Given problem
Copy out all the lines exactly. Omit pictures.

Records supplied
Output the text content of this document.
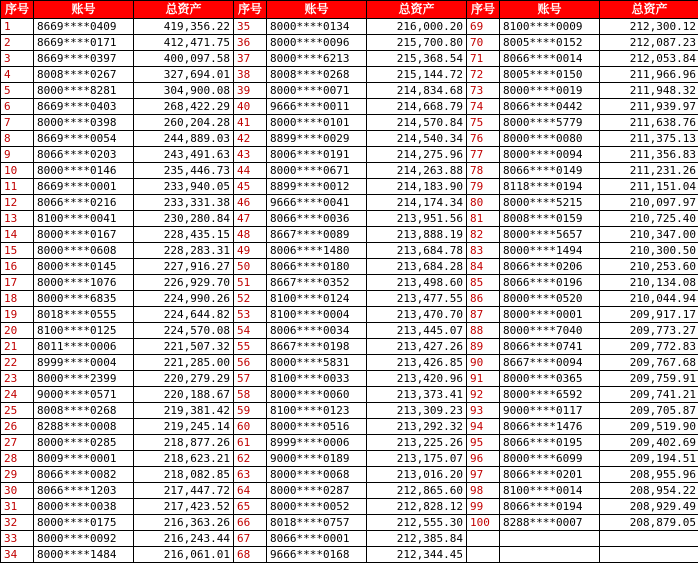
序号	账号	总资产	序号	账号	总资产	序号	账号	总资产
1	8669****0409	419,356.22	35	8000****0134	216,000.20	69	8100****0009	212,300.12
2	8669****0171	412,471.75	36	8000****0096	215,700.80	70	8005****0152	212,087.23
3	8669****0397	400,097.58	37	8000****6213	215,368.54	71	8066****0014	212,053.84
4	8008****0267	327,694.01	38	8008****0268	215,144.72	72	8005****0150	211,966.96
5	8000****8281	304,900.08	39	8000****0071	214,834.68	73	8000****0019	211,948.32
6	8669****0403	268,422.29	40	9666****0011	214,668.79	74	8066****0442	211,939.97
7	8000****0398	260,204.28	41	8000****0101	214,570.84	75	8000****5779	211,638.76
8	8669****0054	244,889.03	42	8899****0029	214,540.34	76	8000****0080	211,375.13
9	8066****0203	243,491.63	43	8006****0191	214,275.96	77	8000****0094	211,356.83
10	8000****0146	235,446.73	44	8000****0671	214,263.88	78	8066****0149	211,231.26
11	8669****0001	233,940.05	45	8899****0012	214,183.90	79	8118****0194	211,151.04
12	8066****0216	233,331.38	46	9666****0041	214,174.34	80	8000****5215	210,097.97
13	8100****0041	230,280.84	47	8066****0036	213,951.56	81	8008****0159	210,725.40
14	8000****0167	228,435.15	48	8667****0089	213,888.19	82	8000****5657	210,347.00
15	8000****0608	228,283.31	49	8006****1480	213,684.78	83	8000****1494	210,300.50
16	8000****0145	227,916.27	50	8066****0180	213,684.28	84	8066****0206	210,253.60
17	8000****1076	226,929.70	51	8667****0352	213,498.60	85	8066****0196	210,134.08
18	8000****6835	224,990.26	52	8100****0124	213,477.55	86	8000****0520	210,044.94
19	8018****0555	224,644.82	53	8100****0004	213,470.70	87	8000****0001	209,917.17
20	8100****0125	224,570.08	54	8006****0034	213,445.07	88	8000****7040	209,773.27
21	8011****0006	221,507.32	55	8667****0198	213,427.26	89	8066****0741	209,772.83
22	8999****0004	221,285.00	56	8000****5831	213,426.85	90	8667****0094	209,767.68
23	8000****2399	220,279.29	57	8100****0033	213,420.96	91	8000****0365	209,759.91
24	9000****0571	220,188.67	58	8000****0060	213,373.41	92	8000****6592	209,741.21
25	8008****0268	219,381.42	59	8100****0123	213,309.23	93	9000****0117	209,705.87
26	8288****0008	219,245.14	60	8000****0516	213,292.32	94	8066****1476	209,519.90
27	8000****0285	218,877.26	61	8999****0006	213,225.26	95	8066****0195	209,402.69
28	8009****0001	218,623.21	62	9000****0189	213,175.07	96	8000****6099	209,194.51
29	8066****0082	218,082.85	63	8000****0068	213,016.20	97	8066****0201	208,955.96
30	8066****1203	217,447.72	64	8000****0287	212,865.60	98	8100****0014	208,954.22
31	8000****0038	217,423.52	65	8000****0052	212,828.12	99	8066****0194	208,929.49
32	8000****0175	216,363.26	66	8018****0757	212,555.30	100	8288****0007	208,879.05
33	8000****0092	216,243.44	67	8066****0001	212,385.84			
34	8000****1484	216,061.01	68	9666****0168	212,344.45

Task answer
Output the text content of this document.
序号	账号	总资产	序号	账号	总资产	序号	账号	总资产
1	8669****0409	419,356.22	35	8000****0134	216,000.20	69	8100****0009	212,300.12
2	8669****0171	412,471.75	36	8000****0096	215,700.80	70	8005****0152	212,087.23
3	8669****0397	400,097.58	37	8000****6213	215,368.54	71	8066****0014	212,053.84
4	8008****0267	327,694.01	38	8008****0268	215,144.72	72	8005****0150	211,966.96
5	8000****8281	304,900.08	39	8000****0071	214,834.68	73	8000****0019	211,948.32
6	8669****0403	268,422.29	40	9666****0011	214,668.79	74	8066****0442	211,939.97
7	8000****0398	260,204.28	41	8000****0101	214,570.84	75	8000****5779	211,638.76
8	8669****0054	244,889.03	42	8899****0029	214,540.34	76	8000****0080	211,375.13
9	8066****0203	243,491.63	43	8006****0191	214,275.96	77	8000****0094	211,356.83
10	8000****0146	235,446.73	44	8000****0671	214,263.88	78	8066****0149	211,231.26
11	8669****0001	233,940.05	45	8899****0012	214,183.90	79	8118****0194	211,151.04
12	8066****0216	233,331.38	46	9666****0041	214,174.34	80	8000****5215	210,097.97
13	8100****0041	230,280.84	47	8066****0036	213,951.56	81	8008****0159	210,725.40
14	8000****0167	228,435.15	48	8667****0089	213,888.19	82	8000****5657	210,347.00
15	8000****0608	228,283.31	49	8006****1480	213,684.78	83	8000****1494	210,300.50
16	8000****0145	227,916.27	50	8066****0180	213,684.28	84	8066****0206	210,253.60
17	8000****1076	226,929.70	51	8667****0352	213,498.60	85	8066****0196	210,134.08
18	8000****6835	224,990.26	52	8100****0124	213,477.55	86	8000****0520	210,044.94
19	8018****0555	224,644.82	53	8100****0004	213,470.70	87	8000****0001	209,917.17
20	8100****0125	224,570.08	54	8006****0034	213,445.07	88	8000****7040	209,773.27
21	8011****0006	221,507.32	55	8667****0198	213,427.26	89	8066****0741	209,772.83
22	8999****0004	221,285.00	56	8000****5831	213,426.85	90	8667****0094	209,767.68
23	8000****2399	220,279.29	57	8100****0033	213,420.96	91	8000****0365	209,759.91
24	9000****0571	220,188.67	58	8000****0060	213,373.41	92	8000****6592	209,741.21
25	8008****0268	219,381.42	59	8100****0123	213,309.23	93	9000****0117	209,705.87
26	8288****0008	219,245.14	60	8000****0516	213,292.32	94	8066****1476	209,519.90
27	8000****0285	218,877.26	61	8999****0006	213,225.26	95	8066****0195	209,402.69
28	8009****0001	218,623.21	62	9000****0189	213,175.07	96	8000****6099	209,194.51
29	8066****0082	218,082.85	63	8000****0068	213,016.20	97	8066****0201	208,955.96
30	8066****1203	217,447.72	64	8000****0287	212,865.60	98	8100****0014	208,954.22
31	8000****0038	217,423.52	65	8000****0052	212,828.12	99	8066****0194	208,929.49
32	8000****0175	216,363.26	66	8018****0757	212,555.30	100	8288****0007	208,879.05
33	8000****0092	216,243.44	67	8066****0001	212,385.84			
34	8000****1484	216,061.01	68	9666****0168	212,344.45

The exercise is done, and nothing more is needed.